━━━━━ RECORDS PROVIDED

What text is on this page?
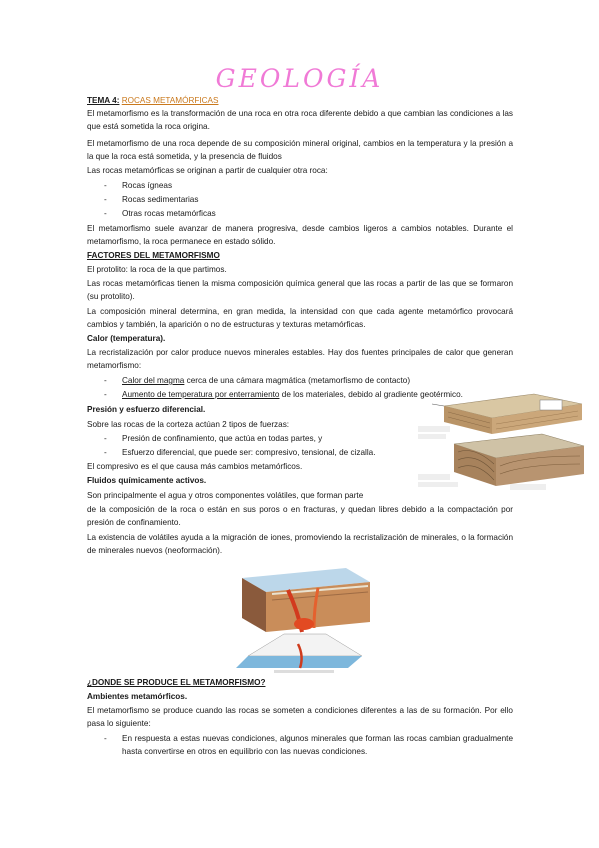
GEOLOGÍA
TEMA 4: ROCAS METAMÓRFICAS
El metamorfismo es la transformación de una roca en otra roca diferente debido a que cambian las condiciones a las que está sometida la roca origina.
El metamorfismo de una roca depende de su composición mineral original, cambios en la temperatura y la presión a la que la roca está sometida, y la presencia de fluidos
Las rocas metamórficas se originan a partir de cualquier otra roca:
- Rocas ígneas
- Rocas sedimentarias
- Otras rocas metamórficas
El metamorfismo suele avanzar de manera progresiva, desde cambios ligeros a cambios notables. Durante el metamorfismo, la roca permanece en estado sólido.
FACTORES DEL METAMORFISMO
El protolito: la roca de la que partimos.
Las rocas metamórficas tienen la misma composición química general que las rocas a partir de las que se formaron (su protolito).
La composición mineral determina, en gran medida, la intensidad con que cada agente metamórfico provocará cambios y también, la aparición o no de estructuras y texturas metamórficas.
Calor (temperatura).
La recristalización por calor produce nuevos minerales estables. Hay dos fuentes principales de calor que generan metamorfismo:
- Calor del magma cerca de una cámara magmática (metamorfismo de contacto)
- Aumento de temperatura por enterramiento de los materiales, debido al gradiente geotérmico.
Presión y esfuerzo diferencial.
Sobre las rocas de la corteza actúan 2 tipos de fuerzas:
- Presión de confinamiento, que actúa en todas partes, y
- Esfuerzo diferencial, que puede ser: compresivo, tensional, de cizalla.
El compresivo es el que causa más cambios metamórficos.
Fluidos químicamente activos.
Son principalmente el agua y otros componentes volátiles, que forman parte
de la composición de la roca o están en sus poros o en fracturas, y quedan libres debido a la compactación por presión de confinamiento.
La existencia de volátiles ayuda a la migración de iones, promoviendo la recristalización de minerales, o la formación de minerales nuevos (neoformación).
¿DONDE SE PRODUCE EL METAMORFISMO?
Ambientes metamórficos.
El metamorfismo se produce cuando las rocas se someten a condiciones diferentes a las de su formación. Por ello pasa lo siguiente:
- En respuesta a estas nuevas condiciones, algunos minerales que forman las rocas cambian gradualmente hasta convertirse en otros en equilibrio con las nuevas condiciones.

━━━━━━━━━━

#### [JOB]
Take every line from the data above that holds "confinamiento" and copy it out.

#### [ANSWER FOR THE TASK]
- Presión de confinamiento, que actúa en todas partes, y
de la composición de la roca o están en sus poros o en fracturas, y quedan libres debido a la compactación por presión de confinamiento.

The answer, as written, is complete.